Recorded data:
****
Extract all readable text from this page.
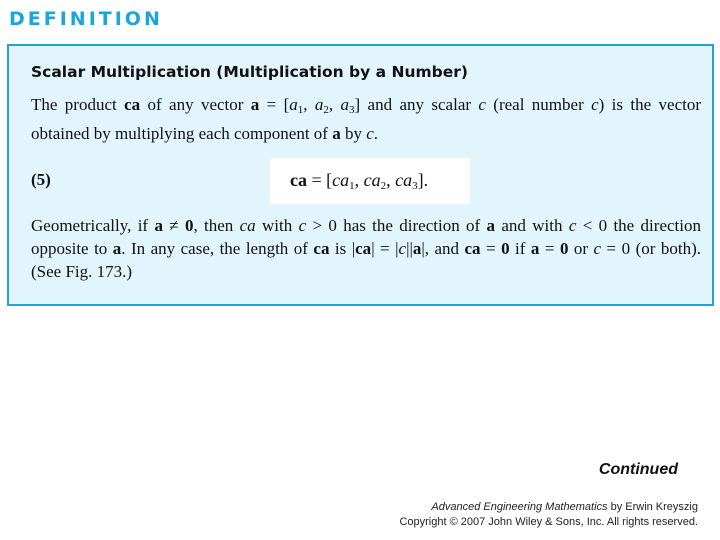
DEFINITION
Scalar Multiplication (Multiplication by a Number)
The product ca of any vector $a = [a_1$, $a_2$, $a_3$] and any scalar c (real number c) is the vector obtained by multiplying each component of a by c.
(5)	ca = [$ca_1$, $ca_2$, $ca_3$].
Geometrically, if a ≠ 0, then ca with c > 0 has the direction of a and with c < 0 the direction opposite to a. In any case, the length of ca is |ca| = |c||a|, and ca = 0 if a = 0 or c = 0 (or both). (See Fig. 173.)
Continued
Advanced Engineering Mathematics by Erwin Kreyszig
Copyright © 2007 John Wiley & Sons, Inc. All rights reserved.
****
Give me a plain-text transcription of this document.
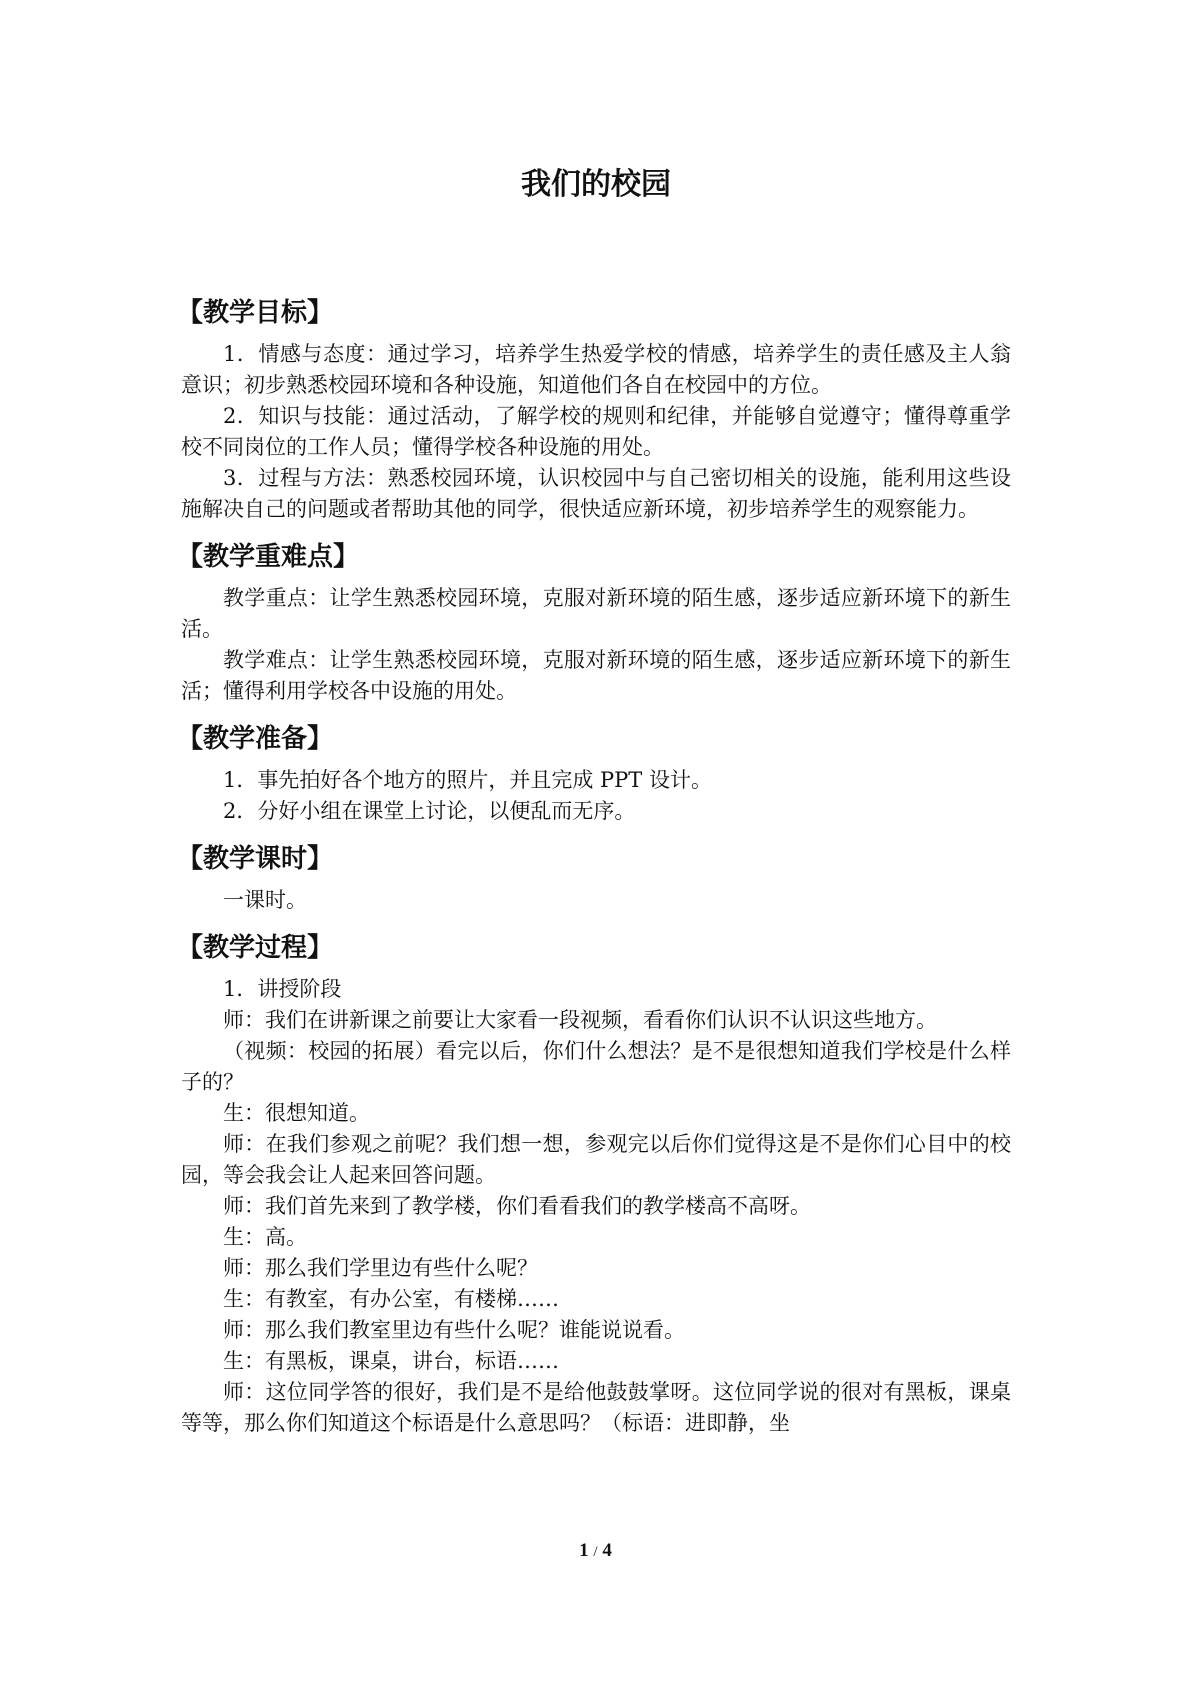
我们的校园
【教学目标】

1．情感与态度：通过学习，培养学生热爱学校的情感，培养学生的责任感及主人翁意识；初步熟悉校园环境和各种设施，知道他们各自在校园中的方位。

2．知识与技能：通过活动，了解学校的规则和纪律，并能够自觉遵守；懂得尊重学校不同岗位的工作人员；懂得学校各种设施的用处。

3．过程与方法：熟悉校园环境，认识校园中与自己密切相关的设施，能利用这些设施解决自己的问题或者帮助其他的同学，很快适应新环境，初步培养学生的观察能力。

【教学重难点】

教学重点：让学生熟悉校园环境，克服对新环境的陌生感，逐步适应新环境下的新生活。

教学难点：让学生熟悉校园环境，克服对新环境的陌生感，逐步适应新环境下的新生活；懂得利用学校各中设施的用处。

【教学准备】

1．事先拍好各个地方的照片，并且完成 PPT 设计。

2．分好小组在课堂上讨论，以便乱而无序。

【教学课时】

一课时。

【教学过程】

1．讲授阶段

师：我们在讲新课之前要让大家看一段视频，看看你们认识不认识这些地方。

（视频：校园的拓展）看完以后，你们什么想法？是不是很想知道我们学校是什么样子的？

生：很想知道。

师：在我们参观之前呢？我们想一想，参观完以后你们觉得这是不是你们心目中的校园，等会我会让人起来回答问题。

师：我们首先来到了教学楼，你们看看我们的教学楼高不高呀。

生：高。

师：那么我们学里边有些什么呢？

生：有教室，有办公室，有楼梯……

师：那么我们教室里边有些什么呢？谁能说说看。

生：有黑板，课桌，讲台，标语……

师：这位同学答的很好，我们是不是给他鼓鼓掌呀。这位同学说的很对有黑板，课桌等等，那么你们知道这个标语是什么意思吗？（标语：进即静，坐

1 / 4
****
Your objective ▸ Show, from the listing above, each line that contains the word "让学生熟悉校园环境".

Problem solution ▸
教学重点：让学生熟悉校园环境，克服对新环境的陌生感，逐步适应新环境下的新生活。
教学难点：让学生熟悉校园环境，克服对新环境的陌生感，逐步适应新环境下的新生活；懂得利用学校各中设施的用处。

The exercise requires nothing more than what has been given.